─── Extrait de page

Je m'étais promis contribuer au beau topic de l'ami Van cleef, avec un billet sur
Tôru Takemitsu. En attendant, je m'interdisais d'intervenir sur ce thread, afin de m'assurer que la besogne soit faite ! Mais comme je savais que ça risquerait d'être un message un peu long, et que je suis flemmard de nature, et bien j'ai quelque peu laissé filer pendant tout ce temps (en me tenant néanmoins, avec constance, à mes engagements initiaux
). Qu'à cela ne tienne ! J'ai donc pris le taureau par les cornes afin de rédiger un petit message dédié à ce géant de la BO.
Alors bien sûr, il demeure également, et avant tout, le meilleur compositeur classique asiatique que le 20ème siècle nous ait offert (et il y en aurait des choses à dire sur les merveilles de son oeuvre de concert !), un musicien que l'on peut vraiment considérer comme un Debussy, japonais, d'après guerre... Non parce qu'il s'inspire de lui (et il s'en inspire c'est très net), mais parce qu'ils partagent réellement certaines aspirations similaires (cette obsession pour les évocations en tout genre etc,...)...
... mais nous sommes ici pour parler musique de film (d'ailleurs l'observation précédente se fait également beaucoup sentir dans ses BOF, ce qui est normal après tout) ! Ce qui n'est déjà pas une mince affaire
... même si, en définitive, ce post est surtout réservé à ceux qui ne le connaîtraient que peu ou pas.

──────
─── Données fournies

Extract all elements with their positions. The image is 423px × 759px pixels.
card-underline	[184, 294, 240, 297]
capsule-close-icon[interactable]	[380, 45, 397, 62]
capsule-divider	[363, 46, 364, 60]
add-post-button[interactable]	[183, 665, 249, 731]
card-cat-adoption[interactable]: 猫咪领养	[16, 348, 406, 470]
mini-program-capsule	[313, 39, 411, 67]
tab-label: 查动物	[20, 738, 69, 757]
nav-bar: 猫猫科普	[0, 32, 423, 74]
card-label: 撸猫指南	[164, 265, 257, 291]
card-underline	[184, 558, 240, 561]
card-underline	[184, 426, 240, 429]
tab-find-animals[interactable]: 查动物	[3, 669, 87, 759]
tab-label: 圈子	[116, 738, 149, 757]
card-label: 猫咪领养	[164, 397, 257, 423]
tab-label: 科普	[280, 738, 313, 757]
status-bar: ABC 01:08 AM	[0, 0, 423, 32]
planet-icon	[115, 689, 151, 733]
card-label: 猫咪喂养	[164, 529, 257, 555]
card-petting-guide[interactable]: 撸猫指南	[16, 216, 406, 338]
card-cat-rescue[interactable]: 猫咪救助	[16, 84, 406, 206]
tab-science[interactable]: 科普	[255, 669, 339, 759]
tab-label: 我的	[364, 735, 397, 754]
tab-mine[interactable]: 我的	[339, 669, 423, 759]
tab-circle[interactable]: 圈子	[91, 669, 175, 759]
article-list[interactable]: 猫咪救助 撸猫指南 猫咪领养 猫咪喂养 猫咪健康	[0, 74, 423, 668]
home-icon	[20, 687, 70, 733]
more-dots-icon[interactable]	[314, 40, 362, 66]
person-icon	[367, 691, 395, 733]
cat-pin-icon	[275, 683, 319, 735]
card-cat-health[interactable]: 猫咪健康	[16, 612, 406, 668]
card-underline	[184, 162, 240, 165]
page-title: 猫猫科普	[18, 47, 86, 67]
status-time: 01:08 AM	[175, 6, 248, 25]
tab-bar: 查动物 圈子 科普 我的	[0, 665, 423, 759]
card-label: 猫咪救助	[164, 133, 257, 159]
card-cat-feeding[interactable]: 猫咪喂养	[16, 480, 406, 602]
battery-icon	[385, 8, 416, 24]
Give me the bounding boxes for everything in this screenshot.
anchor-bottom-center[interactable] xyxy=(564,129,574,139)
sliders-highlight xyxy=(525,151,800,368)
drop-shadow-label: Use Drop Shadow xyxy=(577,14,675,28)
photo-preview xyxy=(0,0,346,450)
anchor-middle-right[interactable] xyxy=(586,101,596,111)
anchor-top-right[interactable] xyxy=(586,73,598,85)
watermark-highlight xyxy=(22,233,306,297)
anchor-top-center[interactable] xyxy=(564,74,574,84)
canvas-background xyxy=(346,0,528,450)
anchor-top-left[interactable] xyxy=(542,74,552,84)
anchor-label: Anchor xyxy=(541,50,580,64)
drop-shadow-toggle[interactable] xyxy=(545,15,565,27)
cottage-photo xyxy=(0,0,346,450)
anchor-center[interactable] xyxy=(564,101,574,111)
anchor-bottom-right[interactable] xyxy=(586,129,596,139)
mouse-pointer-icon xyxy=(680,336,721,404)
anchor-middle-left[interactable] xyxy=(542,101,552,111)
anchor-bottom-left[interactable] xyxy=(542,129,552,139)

──────

◆ **À faire**: Réécrivez plus brièvement le paragraphe de l'extrait qui commence par « Alors bien sûr, il demeure également », en gardant ses faits principaux. Les items ne servent à rien ici.

◆ **Réponse**: Takemitsu reste avant tout le meilleur compositeur classique asiatique du 20e siècle, avec une œuvre de concert remarquable. On peut le voir comme un Debussy japonais d'après-guerre. Il s'inspire nettement de Debussy, mais surtout, les deux partagent des aspirations proches, comme le goût des évocations de toutes sortes.